BRIEF
Return each line containing "七大洲和四大洋".

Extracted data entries
-- begin --
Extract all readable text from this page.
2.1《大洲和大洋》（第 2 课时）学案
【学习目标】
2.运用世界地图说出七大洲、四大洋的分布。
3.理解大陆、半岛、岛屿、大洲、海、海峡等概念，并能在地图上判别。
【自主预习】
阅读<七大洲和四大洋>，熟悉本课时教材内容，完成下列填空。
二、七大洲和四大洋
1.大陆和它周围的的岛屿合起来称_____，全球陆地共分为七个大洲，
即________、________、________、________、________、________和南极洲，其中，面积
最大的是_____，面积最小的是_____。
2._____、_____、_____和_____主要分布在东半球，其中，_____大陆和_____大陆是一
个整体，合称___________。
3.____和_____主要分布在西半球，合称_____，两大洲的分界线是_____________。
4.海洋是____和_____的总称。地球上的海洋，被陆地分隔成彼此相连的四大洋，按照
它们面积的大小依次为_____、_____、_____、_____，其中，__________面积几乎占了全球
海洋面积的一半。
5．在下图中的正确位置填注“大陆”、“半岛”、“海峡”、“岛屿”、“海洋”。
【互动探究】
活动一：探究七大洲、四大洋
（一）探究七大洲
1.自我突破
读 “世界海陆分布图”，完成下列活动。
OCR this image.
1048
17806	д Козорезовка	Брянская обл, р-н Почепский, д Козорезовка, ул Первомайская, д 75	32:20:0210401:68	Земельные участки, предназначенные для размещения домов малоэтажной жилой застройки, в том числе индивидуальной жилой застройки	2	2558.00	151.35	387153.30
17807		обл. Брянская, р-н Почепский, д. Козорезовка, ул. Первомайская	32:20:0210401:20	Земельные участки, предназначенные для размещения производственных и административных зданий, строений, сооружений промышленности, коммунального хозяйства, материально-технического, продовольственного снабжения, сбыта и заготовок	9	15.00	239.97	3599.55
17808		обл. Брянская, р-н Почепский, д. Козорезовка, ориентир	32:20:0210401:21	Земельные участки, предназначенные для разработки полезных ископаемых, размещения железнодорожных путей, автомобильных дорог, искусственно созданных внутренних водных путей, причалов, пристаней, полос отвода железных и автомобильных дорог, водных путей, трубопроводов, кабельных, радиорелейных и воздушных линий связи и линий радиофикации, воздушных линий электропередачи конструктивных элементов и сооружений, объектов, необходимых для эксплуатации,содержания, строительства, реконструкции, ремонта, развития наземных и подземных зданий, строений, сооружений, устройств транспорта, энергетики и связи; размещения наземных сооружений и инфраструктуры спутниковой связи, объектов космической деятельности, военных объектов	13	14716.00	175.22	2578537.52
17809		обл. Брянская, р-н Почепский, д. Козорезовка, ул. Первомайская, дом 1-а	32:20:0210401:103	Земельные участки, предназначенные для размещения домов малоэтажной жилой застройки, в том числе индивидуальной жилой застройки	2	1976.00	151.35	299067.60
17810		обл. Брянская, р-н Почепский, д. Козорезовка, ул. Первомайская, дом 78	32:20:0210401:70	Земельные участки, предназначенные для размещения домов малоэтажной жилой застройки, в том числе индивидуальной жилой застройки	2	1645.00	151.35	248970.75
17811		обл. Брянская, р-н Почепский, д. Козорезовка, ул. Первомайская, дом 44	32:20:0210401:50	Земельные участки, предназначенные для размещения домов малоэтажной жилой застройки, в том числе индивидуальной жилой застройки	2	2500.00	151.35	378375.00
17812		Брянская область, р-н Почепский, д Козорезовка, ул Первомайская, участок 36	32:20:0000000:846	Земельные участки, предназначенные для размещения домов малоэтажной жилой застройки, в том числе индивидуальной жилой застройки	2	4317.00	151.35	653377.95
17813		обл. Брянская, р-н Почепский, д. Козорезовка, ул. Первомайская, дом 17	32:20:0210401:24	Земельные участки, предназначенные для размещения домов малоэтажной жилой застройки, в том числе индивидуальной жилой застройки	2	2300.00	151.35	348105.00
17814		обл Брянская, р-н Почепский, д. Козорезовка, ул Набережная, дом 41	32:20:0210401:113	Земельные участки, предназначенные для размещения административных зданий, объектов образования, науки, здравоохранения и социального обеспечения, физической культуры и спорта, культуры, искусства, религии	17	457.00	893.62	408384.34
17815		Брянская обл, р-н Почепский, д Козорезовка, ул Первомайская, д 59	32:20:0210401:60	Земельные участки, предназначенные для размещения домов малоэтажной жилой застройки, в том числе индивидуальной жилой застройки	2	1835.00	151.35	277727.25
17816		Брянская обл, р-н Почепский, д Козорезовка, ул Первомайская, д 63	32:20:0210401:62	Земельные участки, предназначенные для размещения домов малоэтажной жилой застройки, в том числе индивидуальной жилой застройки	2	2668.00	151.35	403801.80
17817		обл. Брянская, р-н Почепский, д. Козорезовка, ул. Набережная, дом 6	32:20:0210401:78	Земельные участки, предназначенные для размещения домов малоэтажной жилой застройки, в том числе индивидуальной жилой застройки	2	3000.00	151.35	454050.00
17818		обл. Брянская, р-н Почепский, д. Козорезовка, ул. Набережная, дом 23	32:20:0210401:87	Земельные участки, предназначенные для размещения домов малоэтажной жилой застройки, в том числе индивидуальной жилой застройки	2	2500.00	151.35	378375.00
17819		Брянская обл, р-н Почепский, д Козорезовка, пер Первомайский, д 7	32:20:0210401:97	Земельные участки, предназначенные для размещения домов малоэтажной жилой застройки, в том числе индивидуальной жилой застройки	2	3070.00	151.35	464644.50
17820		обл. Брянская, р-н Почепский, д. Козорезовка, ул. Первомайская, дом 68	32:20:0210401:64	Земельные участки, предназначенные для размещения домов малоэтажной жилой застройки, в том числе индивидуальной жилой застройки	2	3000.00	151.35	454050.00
-- end --
FINAL RESULT
阅读<七大洲和四大洋>，熟悉本课时教材内容，完成下列填空。
二、七大洲和四大洋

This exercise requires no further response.